• Directive: Pull each line containing "desc" out of the data and copy it.

• Material to process:
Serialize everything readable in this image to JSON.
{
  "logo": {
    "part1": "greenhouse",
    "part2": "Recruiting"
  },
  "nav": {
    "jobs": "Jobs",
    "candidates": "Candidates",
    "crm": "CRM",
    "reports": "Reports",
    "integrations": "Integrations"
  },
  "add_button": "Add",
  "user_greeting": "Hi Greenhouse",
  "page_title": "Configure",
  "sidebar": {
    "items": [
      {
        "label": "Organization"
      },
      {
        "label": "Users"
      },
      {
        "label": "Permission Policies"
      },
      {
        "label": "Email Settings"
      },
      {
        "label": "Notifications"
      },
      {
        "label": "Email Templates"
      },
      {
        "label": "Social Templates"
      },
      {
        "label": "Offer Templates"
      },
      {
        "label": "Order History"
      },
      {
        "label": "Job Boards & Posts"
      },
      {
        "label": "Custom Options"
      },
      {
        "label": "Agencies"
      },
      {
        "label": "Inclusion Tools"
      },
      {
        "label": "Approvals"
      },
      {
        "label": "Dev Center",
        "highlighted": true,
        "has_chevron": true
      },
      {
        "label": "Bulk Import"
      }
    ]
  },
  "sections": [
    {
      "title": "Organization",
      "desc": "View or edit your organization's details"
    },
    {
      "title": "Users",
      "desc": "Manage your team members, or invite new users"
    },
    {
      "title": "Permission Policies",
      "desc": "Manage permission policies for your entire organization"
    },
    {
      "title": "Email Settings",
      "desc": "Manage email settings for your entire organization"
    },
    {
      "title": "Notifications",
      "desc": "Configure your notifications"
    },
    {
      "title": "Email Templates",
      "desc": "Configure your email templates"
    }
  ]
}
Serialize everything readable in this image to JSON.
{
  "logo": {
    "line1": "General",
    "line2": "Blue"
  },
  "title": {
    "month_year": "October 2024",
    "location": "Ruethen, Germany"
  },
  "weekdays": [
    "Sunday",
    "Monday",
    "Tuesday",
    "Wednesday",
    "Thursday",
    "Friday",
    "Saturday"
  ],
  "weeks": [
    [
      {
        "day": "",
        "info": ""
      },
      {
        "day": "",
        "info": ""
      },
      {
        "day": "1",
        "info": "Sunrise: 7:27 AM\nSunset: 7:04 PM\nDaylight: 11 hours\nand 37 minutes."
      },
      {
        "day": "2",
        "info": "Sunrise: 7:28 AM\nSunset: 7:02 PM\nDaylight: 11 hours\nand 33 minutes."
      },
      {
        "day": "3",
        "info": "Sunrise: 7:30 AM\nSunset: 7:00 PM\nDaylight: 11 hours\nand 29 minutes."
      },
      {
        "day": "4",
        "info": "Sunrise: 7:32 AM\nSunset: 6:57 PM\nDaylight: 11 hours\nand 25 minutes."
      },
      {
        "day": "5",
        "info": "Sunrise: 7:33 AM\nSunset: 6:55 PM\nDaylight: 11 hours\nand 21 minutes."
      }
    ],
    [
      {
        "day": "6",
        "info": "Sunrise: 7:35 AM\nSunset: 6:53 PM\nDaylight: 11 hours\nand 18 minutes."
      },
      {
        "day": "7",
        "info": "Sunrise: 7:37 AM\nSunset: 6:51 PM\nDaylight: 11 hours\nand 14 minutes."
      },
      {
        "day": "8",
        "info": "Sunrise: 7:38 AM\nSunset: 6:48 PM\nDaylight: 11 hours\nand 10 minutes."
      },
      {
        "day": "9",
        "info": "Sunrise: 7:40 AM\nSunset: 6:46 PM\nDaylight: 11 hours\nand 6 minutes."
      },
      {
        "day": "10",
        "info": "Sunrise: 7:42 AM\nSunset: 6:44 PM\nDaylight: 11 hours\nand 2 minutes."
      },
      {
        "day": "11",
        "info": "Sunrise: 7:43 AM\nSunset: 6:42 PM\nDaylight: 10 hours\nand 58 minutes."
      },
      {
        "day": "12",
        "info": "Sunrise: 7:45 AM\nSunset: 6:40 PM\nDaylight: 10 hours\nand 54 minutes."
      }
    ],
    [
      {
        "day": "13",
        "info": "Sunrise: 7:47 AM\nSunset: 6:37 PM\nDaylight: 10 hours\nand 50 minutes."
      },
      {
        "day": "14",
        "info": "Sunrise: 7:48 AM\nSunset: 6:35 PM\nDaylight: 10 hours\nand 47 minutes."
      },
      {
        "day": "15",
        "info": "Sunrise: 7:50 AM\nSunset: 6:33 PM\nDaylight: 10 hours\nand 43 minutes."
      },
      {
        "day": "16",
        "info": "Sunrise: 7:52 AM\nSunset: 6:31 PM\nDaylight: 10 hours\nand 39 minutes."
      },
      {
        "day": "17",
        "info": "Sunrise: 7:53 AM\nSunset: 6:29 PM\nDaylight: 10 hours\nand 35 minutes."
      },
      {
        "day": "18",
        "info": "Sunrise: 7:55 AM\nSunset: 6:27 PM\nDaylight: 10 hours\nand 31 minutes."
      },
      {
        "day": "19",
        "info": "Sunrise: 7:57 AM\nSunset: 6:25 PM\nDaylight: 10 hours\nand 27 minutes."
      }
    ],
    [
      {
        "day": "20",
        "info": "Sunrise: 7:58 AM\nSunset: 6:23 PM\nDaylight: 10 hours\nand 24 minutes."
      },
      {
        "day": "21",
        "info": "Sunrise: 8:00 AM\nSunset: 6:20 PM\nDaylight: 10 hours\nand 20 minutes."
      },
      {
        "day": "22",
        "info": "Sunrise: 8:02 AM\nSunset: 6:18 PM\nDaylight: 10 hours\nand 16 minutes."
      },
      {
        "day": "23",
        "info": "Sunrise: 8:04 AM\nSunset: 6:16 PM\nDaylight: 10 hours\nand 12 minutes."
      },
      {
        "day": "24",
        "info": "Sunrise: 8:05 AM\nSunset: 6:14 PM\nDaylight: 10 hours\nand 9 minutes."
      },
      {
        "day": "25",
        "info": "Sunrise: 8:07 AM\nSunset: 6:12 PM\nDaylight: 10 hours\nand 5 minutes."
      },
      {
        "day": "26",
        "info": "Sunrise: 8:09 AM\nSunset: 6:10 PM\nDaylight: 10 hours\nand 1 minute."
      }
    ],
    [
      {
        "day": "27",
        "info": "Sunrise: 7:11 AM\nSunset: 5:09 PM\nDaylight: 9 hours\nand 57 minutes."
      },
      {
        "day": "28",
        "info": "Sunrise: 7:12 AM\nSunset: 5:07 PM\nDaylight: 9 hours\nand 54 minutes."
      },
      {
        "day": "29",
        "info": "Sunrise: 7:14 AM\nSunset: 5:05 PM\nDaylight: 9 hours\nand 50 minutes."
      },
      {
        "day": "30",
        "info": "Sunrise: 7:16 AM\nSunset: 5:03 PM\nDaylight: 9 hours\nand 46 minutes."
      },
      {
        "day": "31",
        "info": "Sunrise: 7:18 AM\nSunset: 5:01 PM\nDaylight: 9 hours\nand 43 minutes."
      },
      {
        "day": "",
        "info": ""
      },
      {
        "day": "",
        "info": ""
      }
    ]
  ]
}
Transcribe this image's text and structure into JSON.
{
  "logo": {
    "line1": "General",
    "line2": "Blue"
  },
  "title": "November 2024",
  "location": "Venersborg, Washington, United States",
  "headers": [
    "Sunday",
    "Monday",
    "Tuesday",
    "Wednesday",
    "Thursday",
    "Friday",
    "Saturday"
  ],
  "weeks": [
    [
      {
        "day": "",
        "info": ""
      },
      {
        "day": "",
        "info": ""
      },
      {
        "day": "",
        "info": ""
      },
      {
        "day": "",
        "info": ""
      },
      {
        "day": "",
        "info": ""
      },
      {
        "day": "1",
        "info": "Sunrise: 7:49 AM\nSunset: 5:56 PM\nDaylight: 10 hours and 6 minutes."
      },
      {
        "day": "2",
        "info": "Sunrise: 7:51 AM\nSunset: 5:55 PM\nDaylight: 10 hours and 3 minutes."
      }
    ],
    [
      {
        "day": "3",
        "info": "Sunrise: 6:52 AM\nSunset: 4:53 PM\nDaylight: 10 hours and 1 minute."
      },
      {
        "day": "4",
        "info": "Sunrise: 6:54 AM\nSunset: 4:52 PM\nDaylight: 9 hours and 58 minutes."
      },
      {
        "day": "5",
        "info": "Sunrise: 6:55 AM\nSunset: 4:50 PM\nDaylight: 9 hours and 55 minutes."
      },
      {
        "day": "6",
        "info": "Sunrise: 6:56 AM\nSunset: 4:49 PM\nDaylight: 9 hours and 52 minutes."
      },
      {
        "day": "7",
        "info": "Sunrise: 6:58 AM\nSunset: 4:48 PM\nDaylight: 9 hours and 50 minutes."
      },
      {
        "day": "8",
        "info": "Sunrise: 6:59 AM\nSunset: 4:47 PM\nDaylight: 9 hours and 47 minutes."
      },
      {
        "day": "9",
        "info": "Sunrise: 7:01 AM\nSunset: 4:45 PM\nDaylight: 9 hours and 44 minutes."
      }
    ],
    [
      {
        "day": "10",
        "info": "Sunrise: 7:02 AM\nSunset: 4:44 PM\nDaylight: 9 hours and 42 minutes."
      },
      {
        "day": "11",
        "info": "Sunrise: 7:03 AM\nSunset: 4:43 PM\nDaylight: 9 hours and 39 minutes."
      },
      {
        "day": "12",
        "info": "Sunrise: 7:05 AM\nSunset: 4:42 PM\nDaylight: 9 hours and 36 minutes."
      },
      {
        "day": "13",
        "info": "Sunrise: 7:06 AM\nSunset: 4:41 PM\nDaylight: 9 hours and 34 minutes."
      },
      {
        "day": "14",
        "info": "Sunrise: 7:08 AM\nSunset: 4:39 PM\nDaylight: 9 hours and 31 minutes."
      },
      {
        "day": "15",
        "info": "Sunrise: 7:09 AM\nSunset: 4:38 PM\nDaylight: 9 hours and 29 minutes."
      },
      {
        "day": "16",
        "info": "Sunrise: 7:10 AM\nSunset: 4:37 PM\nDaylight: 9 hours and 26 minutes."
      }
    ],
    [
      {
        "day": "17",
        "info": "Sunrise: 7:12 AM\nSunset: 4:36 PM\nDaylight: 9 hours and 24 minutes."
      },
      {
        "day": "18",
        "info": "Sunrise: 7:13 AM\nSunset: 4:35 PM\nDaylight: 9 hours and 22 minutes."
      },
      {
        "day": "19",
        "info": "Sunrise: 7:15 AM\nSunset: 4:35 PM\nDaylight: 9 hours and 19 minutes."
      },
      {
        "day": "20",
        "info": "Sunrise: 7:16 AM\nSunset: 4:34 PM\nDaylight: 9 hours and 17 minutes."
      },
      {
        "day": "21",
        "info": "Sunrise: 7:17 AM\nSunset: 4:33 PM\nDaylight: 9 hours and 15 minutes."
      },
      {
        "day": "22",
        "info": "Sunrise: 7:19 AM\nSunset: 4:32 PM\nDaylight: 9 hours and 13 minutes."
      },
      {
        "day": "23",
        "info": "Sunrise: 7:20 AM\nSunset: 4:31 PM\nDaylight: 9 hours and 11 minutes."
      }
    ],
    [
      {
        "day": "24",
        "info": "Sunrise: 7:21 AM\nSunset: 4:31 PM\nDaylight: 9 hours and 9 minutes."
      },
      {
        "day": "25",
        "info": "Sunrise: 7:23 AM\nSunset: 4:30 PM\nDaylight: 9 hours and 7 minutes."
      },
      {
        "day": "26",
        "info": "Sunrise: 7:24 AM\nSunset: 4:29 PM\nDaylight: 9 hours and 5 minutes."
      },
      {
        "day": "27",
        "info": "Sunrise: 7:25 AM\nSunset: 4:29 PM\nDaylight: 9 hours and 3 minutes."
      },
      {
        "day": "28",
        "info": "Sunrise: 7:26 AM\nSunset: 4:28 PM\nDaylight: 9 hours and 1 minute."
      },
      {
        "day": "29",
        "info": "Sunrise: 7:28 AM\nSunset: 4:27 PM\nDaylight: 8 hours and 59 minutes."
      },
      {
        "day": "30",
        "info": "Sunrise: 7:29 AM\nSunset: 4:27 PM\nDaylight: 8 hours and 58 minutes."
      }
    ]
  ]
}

• Written answer:
      "desc": "View or edit your organization's details"
      "desc": "Manage your team members, or invite new users"
      "desc": "Manage permission policies for your entire organization"
      "desc": "Manage email settings for your entire organization"
      "desc": "Configure your notifications"
      "desc": "Configure your email templates"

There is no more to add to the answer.